Work instructions
Repeat all of the material below exactly as written, images excluded.

--- Begin Dataset content ---

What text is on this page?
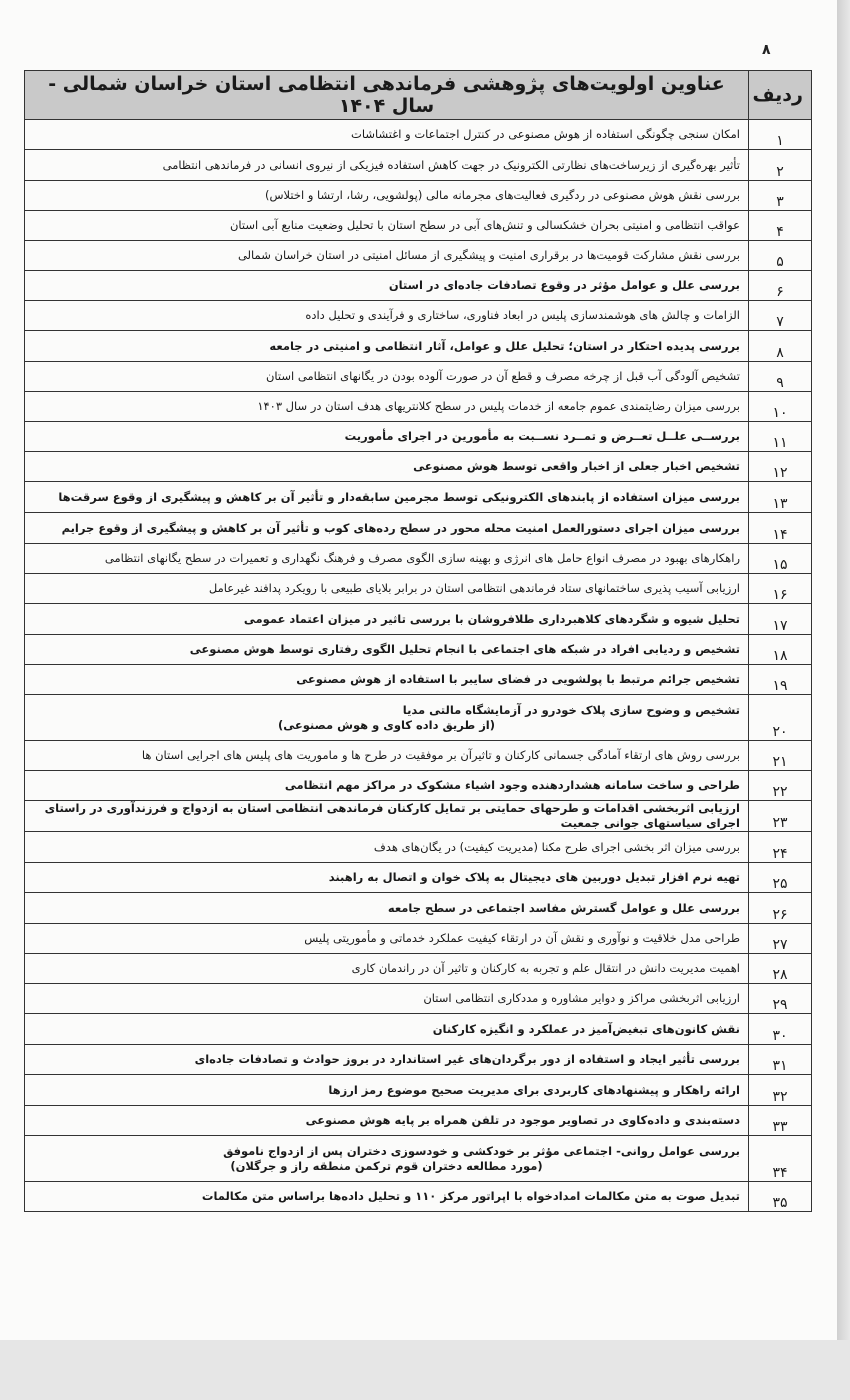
۸
ردیف	عناوین اولویت‌های پژوهشی فرماندهی انتظامی استان خراسان شمالی - سال ۱۴۰۴
۱	امکان سنجی چگونگی استفاده از هوش مصنوعی در کنترل اجتماعات و اغتشاشات
۲	تأثیر بهره‌گیری از زیرساخت‌های نظارتی الکترونیک در جهت کاهش استفاده فیزیکی از نیروی انسانی در فرماندهی انتظامی
۳	بررسی نقش هوش مصنوعی در ردگیری فعالیت‌های مجرمانه مالی (پولشویی، رشا، ارتشا و اختلاس)
۴	عواقب انتظامی و امنیتی بحران خشکسالی و تنش‌های آبی در سطح استان با تحلیل وضعیت منابع آبی استان
۵	بررسی نقش مشارکت قومیت‌ها در برقراری امنیت و پیشگیری از مسائل امنیتی در استان خراسان شمالی
۶	بررسی علل و عوامل مؤثر در وقوع تصادفات جاده‌ای در استان
۷	الزامات و چالش های هوشمندسازی پلیس در ابعاد فناوری، ساختاری و فرآیندی و تحلیل داده
۸	بررسی پدیده احتکار در استان؛ تحلیل علل و عوامل، آثار انتظامی و امنیتی در جامعه
۹	تشخیص آلودگی آب قبل از چرخه مصرف و قطع آن در صورت آلوده بودن در یگانهای انتظامی استان
۱۰	بررسی میزان رضایتمندی عموم جامعه از خدمات پلیس در سطح کلانتریهای هدف استان در سال ۱۴۰۳
۱۱	بررســی علــل تعــرض و تمــرد نســبت به مأمورین در اجرای مأموریت
۱۲	تشخیص اخبار جعلی از اخبار واقعی توسط هوش مصنوعی
۱۳	بررسی میزان استفاده از پابندهای الکترونیکی توسط مجرمین سابقه‌دار و تأثیر آن بر کاهش و پیشگیری از وقوع سرقت‌ها
۱۴	بررسی میزان اجرای دستورالعمل امنیت محله محور در سطح رده‌های کوب و تأثیر آن بر کاهش و پیشگیری از وقوع جرایم
۱۵	راهکارهای بهبود در مصرف انواع حامل های انرژی و بهینه سازی الگوی مصرف و فرهنگ نگهداری و تعمیرات در سطح یگانهای انتظامی
۱۶	ارزیابی آسیب پذیری ساختمانهای ستاد فرماندهی انتظامی استان در برابر بلایای طبیعی با رویکرد پدافند غیرعامل
۱۷	تحلیل شیوه و شگردهای کلاهبرداری طلافروشان با بررسی تاثیر در میزان اعتماد عمومی
۱۸	تشخیص و ردیابی افراد در شبکه های اجتماعی با انجام تحلیل الگوی رفتاری توسط هوش مصنوعی
۱۹	تشخیص جرائم مرتبط با پولشویی در فضای سایبر با استفاده از هوش مصنوعی
۲۰	تشخیص و وضوح سازی پلاک خودرو در آزمایشگاه مالتی مدیا
(از طریق داده کاوی و هوش مصنوعی)

۲۱	بررسی روش های ارتقاء آمادگی جسمانی کارکنان و تاثیرآن بر موفقیت در طرح ها و ماموریت های پلیس های اجرایی استان ها
۲۲	طراحی و ساخت سامانه هشداردهنده وجود اشیاء مشکوک در مراکز مهم انتظامی
۲۳	ارزیابی اثربخشی اقدامات و طرحهای حمایتی بر تمایل کارکنان فرماندهی انتظامی استان به ازدواج و فرزندآوری در راستای اجرای سیاستهای جوانی جمعیت
۲۴	بررسی میزان اثر بخشی اجرای طرح مکنا (مدیریت کیفیت) در یگان‌های هدف
۲۵	تهیه نرم افزار تبدیل دوربین های دیجیتال به پلاک خوان و اتصال به راهبند
۲۶	بررسی علل و عوامل گسترش مفاسد اجتماعی در سطح جامعه
۲۷	طراحی مدل خلاقیت و نوآوری و نقش آن در ارتقاء کیفیت عملکرد خدماتی و مأموریتی پلیس
۲۸	اهمیت مدیریت دانش در انتقال علم و تجربه به کارکنان و تاثیر آن در راندمان کاری
۲۹	ارزیابی اثربخشی مراکز و دوایر مشاوره و مددکاری انتظامی استان
۳۰	نقش کانون‌های تبغیض‌آمیز در عملکرد و انگیزه کارکنان
۳۱	بررسی تأثیر ایجاد و استفاده از دور برگردان‌های غیر استاندارد در بروز حوادث و تصادفات جاده‌ای
۳۲	ارائه راهکار و پیشنهادهای کاربردی برای مدیریت صحیح موضوع رمز ارزها
۳۳	دسته‌بندی و داده‌کاوی در تصاویر موجود در تلفن همراه بر پایه هوش مصنوعی
۳۴	بررسی عوامل روانی- اجتماعی مؤثر بر خودکشی و خودسوزی دختران پس از ازدواج ناموفق
(مورد مطالعه دختران قوم ترکمن منطقه راز و جرگلان)

۳۵	تبدیل صوت به متن مکالمات امدادخواه با اپراتور مرکز ۱۱۰ و تحلیل داده‌ها براساس متن مکالمات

--- End Dataset content ---

Exercise output
What text is on this page?
۸
ردیف	عناوین اولویت‌های پژوهشی فرماندهی انتظامی استان خراسان شمالی - سال ۱۴۰۴
۱	امکان سنجی چگونگی استفاده از هوش مصنوعی در کنترل اجتماعات و اغتشاشات
۲	تأثیر بهره‌گیری از زیرساخت‌های نظارتی الکترونیک در جهت کاهش استفاده فیزیکی از نیروی انسانی در فرماندهی انتظامی
۳	بررسی نقش هوش مصنوعی در ردگیری فعالیت‌های مجرمانه مالی (پولشویی، رشا، ارتشا و اختلاس)
۴	عواقب انتظامی و امنیتی بحران خشکسالی و تنش‌های آبی در سطح استان با تحلیل وضعیت منابع آبی استان
۵	بررسی نقش مشارکت قومیت‌ها در برقراری امنیت و پیشگیری از مسائل امنیتی در استان خراسان شمالی
۶	بررسی علل و عوامل مؤثر در وقوع تصادفات جاده‌ای در استان
۷	الزامات و چالش های هوشمندسازی پلیس در ابعاد فناوری، ساختاری و فرآیندی و تحلیل داده
۸	بررسی پدیده احتکار در استان؛ تحلیل علل و عوامل، آثار انتظامی و امنیتی در جامعه
۹	تشخیص آلودگی آب قبل از چرخه مصرف و قطع آن در صورت آلوده بودن در یگانهای انتظامی استان
۱۰	بررسی میزان رضایتمندی عموم جامعه از خدمات پلیس در سطح کلانتریهای هدف استان در سال ۱۴۰۳
۱۱	بررســی علــل تعــرض و تمــرد نســبت به مأمورین در اجرای مأموریت
۱۲	تشخیص اخبار جعلی از اخبار واقعی توسط هوش مصنوعی
۱۳	بررسی میزان استفاده از پابندهای الکترونیکی توسط مجرمین سابقه‌دار و تأثیر آن بر کاهش و پیشگیری از وقوع سرقت‌ها
۱۴	بررسی میزان اجرای دستورالعمل امنیت محله محور در سطح رده‌های کوب و تأثیر آن بر کاهش و پیشگیری از وقوع جرایم
۱۵	راهکارهای بهبود در مصرف انواع حامل های انرژی و بهینه سازی الگوی مصرف و فرهنگ نگهداری و تعمیرات در سطح یگانهای انتظامی
۱۶	ارزیابی آسیب پذیری ساختمانهای ستاد فرماندهی انتظامی استان در برابر بلایای طبیعی با رویکرد پدافند غیرعامل
۱۷	تحلیل شیوه و شگردهای کلاهبرداری طلافروشان با بررسی تاثیر در میزان اعتماد عمومی
۱۸	تشخیص و ردیابی افراد در شبکه های اجتماعی با انجام تحلیل الگوی رفتاری توسط هوش مصنوعی
۱۹	تشخیص جرائم مرتبط با پولشویی در فضای سایبر با استفاده از هوش مصنوعی
۲۰	تشخیص و وضوح سازی پلاک خودرو در آزمایشگاه مالتی مدیا
(از طریق داده کاوی و هوش مصنوعی)

۲۱	بررسی روش های ارتقاء آمادگی جسمانی کارکنان و تاثیرآن بر موفقیت در طرح ها و ماموریت های پلیس های اجرایی استان ها
۲۲	طراحی و ساخت سامانه هشداردهنده وجود اشیاء مشکوک در مراکز مهم انتظامی
۲۳	ارزیابی اثربخشی اقدامات و طرحهای حمایتی بر تمایل کارکنان فرماندهی انتظامی استان به ازدواج و فرزندآوری در راستای اجرای سیاستهای جوانی جمعیت
۲۴	بررسی میزان اثر بخشی اجرای طرح مکنا (مدیریت کیفیت) در یگان‌های هدف
۲۵	تهیه نرم افزار تبدیل دوربین های دیجیتال به پلاک خوان و اتصال به راهبند
۲۶	بررسی علل و عوامل گسترش مفاسد اجتماعی در سطح جامعه
۲۷	طراحی مدل خلاقیت و نوآوری و نقش آن در ارتقاء کیفیت عملکرد خدماتی و مأموریتی پلیس
۲۸	اهمیت مدیریت دانش در انتقال علم و تجربه به کارکنان و تاثیر آن در راندمان کاری
۲۹	ارزیابی اثربخشی مراکز و دوایر مشاوره و مددکاری انتظامی استان
۳۰	نقش کانون‌های تبغیض‌آمیز در عملکرد و انگیزه کارکنان
۳۱	بررسی تأثیر ایجاد و استفاده از دور برگردان‌های غیر استاندارد در بروز حوادث و تصادفات جاده‌ای
۳۲	ارائه راهکار و پیشنهادهای کاربردی برای مدیریت صحیح موضوع رمز ارزها
۳۳	دسته‌بندی و داده‌کاوی در تصاویر موجود در تلفن همراه بر پایه هوش مصنوعی
۳۴	بررسی عوامل روانی- اجتماعی مؤثر بر خودکشی و خودسوزی دختران پس از ازدواج ناموفق
(مورد مطالعه دختران قوم ترکمن منطقه راز و جرگلان)

۳۵	تبدیل صوت به متن مکالمات امدادخواه با اپراتور مرکز ۱۱۰ و تحلیل داده‌ها براساس متن مکالمات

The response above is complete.